■ **Written task**
Transcribe every entry word for word, but skip the images.
** BEGIN Provided entries **
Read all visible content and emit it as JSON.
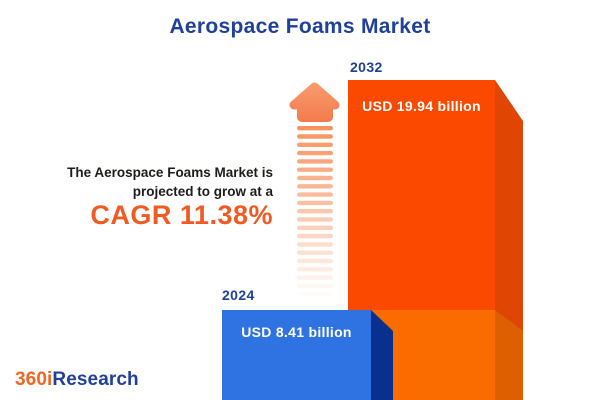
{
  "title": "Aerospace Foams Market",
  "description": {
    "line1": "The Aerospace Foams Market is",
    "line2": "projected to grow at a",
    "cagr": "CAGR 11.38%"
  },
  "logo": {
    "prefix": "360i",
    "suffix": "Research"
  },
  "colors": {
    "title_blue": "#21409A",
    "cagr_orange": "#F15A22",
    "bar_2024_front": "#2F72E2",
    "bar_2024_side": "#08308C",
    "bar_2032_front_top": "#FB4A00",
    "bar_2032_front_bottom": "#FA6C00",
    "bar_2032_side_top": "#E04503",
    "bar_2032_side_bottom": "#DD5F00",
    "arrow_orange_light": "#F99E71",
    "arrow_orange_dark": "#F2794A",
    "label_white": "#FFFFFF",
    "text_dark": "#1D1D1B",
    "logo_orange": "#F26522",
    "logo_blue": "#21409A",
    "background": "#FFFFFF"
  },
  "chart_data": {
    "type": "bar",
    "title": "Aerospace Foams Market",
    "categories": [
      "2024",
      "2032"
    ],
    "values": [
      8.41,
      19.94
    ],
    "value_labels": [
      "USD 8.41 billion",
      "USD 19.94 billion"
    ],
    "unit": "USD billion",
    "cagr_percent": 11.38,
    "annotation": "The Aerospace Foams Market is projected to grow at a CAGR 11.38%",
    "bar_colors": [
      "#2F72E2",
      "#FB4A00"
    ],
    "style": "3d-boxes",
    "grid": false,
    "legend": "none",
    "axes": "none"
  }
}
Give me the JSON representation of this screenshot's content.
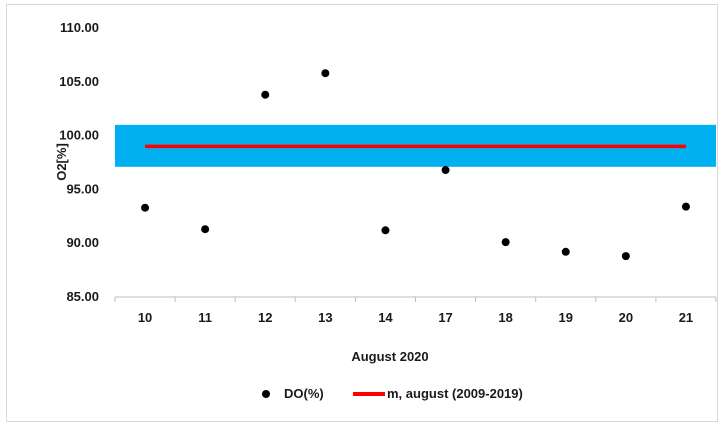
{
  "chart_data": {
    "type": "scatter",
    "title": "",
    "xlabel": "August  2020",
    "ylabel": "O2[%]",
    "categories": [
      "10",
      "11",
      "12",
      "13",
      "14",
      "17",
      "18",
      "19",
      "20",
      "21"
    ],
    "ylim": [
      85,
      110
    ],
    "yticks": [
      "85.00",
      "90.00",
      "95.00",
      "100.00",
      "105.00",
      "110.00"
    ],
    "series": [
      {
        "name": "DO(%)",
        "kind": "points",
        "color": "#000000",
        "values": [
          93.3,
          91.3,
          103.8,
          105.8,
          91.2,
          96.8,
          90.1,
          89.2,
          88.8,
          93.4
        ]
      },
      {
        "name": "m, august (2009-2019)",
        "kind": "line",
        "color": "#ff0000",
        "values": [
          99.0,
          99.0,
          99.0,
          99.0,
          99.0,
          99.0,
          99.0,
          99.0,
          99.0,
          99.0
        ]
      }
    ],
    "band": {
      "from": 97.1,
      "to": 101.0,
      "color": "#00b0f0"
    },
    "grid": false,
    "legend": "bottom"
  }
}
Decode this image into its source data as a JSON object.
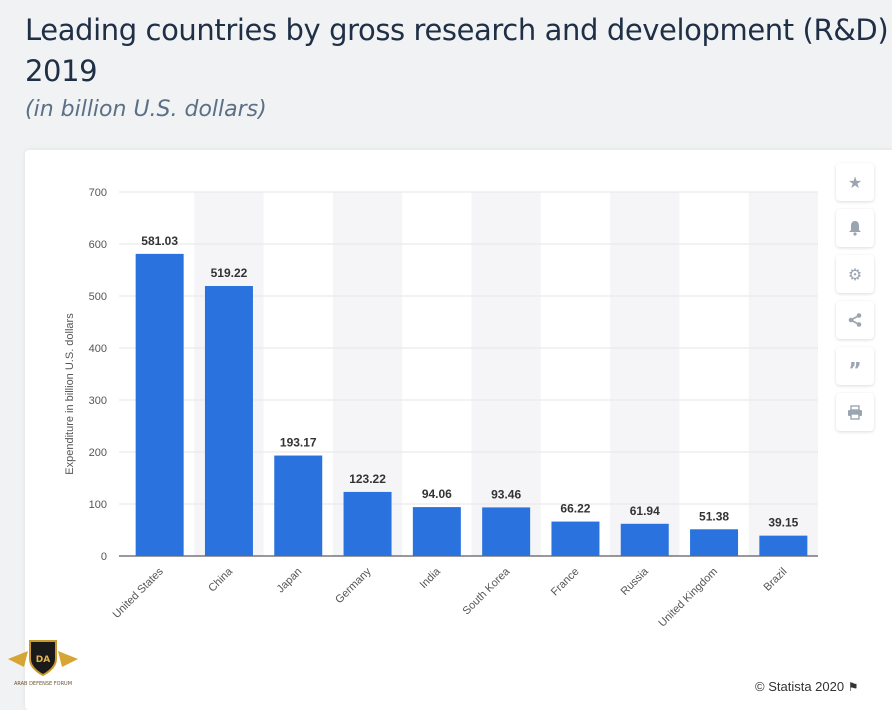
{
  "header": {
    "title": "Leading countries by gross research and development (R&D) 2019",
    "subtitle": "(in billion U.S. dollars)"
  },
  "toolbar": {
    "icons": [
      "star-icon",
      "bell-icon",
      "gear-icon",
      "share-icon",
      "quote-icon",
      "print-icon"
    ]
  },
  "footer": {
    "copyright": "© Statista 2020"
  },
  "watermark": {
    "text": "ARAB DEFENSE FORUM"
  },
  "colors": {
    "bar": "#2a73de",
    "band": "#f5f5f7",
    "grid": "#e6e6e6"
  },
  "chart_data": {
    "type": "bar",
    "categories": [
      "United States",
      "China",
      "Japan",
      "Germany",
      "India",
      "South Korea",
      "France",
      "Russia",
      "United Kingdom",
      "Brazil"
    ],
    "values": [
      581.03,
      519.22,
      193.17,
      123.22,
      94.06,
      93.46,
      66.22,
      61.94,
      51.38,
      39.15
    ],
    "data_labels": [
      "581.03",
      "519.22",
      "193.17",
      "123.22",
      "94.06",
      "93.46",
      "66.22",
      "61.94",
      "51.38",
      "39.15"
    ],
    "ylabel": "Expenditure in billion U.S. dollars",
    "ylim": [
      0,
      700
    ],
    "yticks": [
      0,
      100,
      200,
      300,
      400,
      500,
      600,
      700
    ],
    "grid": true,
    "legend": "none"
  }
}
** END Provided entries **
■ **Written response**
Read all visible content and emit it as JSON.
{
  "title": "Aerospace Foams Market",
  "description": {
    "line1": "The Aerospace Foams Market is",
    "line2": "projected to grow at a",
    "cagr": "CAGR 11.38%"
  },
  "logo": {
    "prefix": "360i",
    "suffix": "Research"
  },
  "colors": {
    "title_blue": "#21409A",
    "cagr_orange": "#F15A22",
    "bar_2024_front": "#2F72E2",
    "bar_2024_side": "#08308C",
    "bar_2032_front_top": "#FB4A00",
    "bar_2032_front_bottom": "#FA6C00",
    "bar_2032_side_top": "#E04503",
    "bar_2032_side_bottom": "#DD5F00",
    "arrow_orange_light": "#F99E71",
    "arrow_orange_dark": "#F2794A",
    "label_white": "#FFFFFF",
    "text_dark": "#1D1D1B",
    "logo_orange": "#F26522",
    "logo_blue": "#21409A",
    "background": "#FFFFFF"
  },
  "chart_data": {
    "type": "bar",
    "title": "Aerospace Foams Market",
    "categories": [
      "2024",
      "2032"
    ],
    "values": [
      8.41,
      19.94
    ],
    "value_labels": [
      "USD 8.41 billion",
      "USD 19.94 billion"
    ],
    "unit": "USD billion",
    "cagr_percent": 11.38,
    "annotation": "The Aerospace Foams Market is projected to grow at a CAGR 11.38%",
    "bar_colors": [
      "#2F72E2",
      "#FB4A00"
    ],
    "style": "3d-boxes",
    "grid": false,
    "legend": "none",
    "axes": "none"
  }
}
Give me the JSON representation of this screenshot's content.
{
  "chart_data": {
    "type": "scatter",
    "title": "",
    "xlabel": "August  2020",
    "ylabel": "O2[%]",
    "categories": [
      "10",
      "11",
      "12",
      "13",
      "14",
      "17",
      "18",
      "19",
      "20",
      "21"
    ],
    "ylim": [
      85,
      110
    ],
    "yticks": [
      "85.00",
      "90.00",
      "95.00",
      "100.00",
      "105.00",
      "110.00"
    ],
    "series": [
      {
        "name": "DO(%)",
        "kind": "points",
        "color": "#000000",
        "values": [
          93.3,
          91.3,
          103.8,
          105.8,
          91.2,
          96.8,
          90.1,
          89.2,
          88.8,
          93.4
        ]
      },
      {
        "name": "m, august (2009-2019)",
        "kind": "line",
        "color": "#ff0000",
        "values": [
          99.0,
          99.0,
          99.0,
          99.0,
          99.0,
          99.0,
          99.0,
          99.0,
          99.0,
          99.0
        ]
      }
    ],
    "band": {
      "from": 97.1,
      "to": 101.0,
      "color": "#00b0f0"
    },
    "grid": false,
    "legend": "bottom"
  }
}
Decode this image into its source data as a JSON object.
{
  "header": {
    "title": "Leading countries by gross research and development (R&D) 2019",
    "subtitle": "(in billion U.S. dollars)"
  },
  "toolbar": {
    "icons": [
      "star-icon",
      "bell-icon",
      "gear-icon",
      "share-icon",
      "quote-icon",
      "print-icon"
    ]
  },
  "footer": {
    "copyright": "© Statista 2020"
  },
  "watermark": {
    "text": "ARAB DEFENSE FORUM"
  },
  "colors": {
    "bar": "#2a73de",
    "band": "#f5f5f7",
    "grid": "#e6e6e6"
  },
  "chart_data": {
    "type": "bar",
    "categories": [
      "United States",
      "China",
      "Japan",
      "Germany",
      "India",
      "South Korea",
      "France",
      "Russia",
      "United Kingdom",
      "Brazil"
    ],
    "values": [
      581.03,
      519.22,
      193.17,
      123.22,
      94.06,
      93.46,
      66.22,
      61.94,
      51.38,
      39.15
    ],
    "data_labels": [
      "581.03",
      "519.22",
      "193.17",
      "123.22",
      "94.06",
      "93.46",
      "66.22",
      "61.94",
      "51.38",
      "39.15"
    ],
    "ylabel": "Expenditure in billion U.S. dollars",
    "ylim": [
      0,
      700
    ],
    "yticks": [
      0,
      100,
      200,
      300,
      400,
      500,
      600,
      700
    ],
    "grid": true,
    "legend": "none"
  }
}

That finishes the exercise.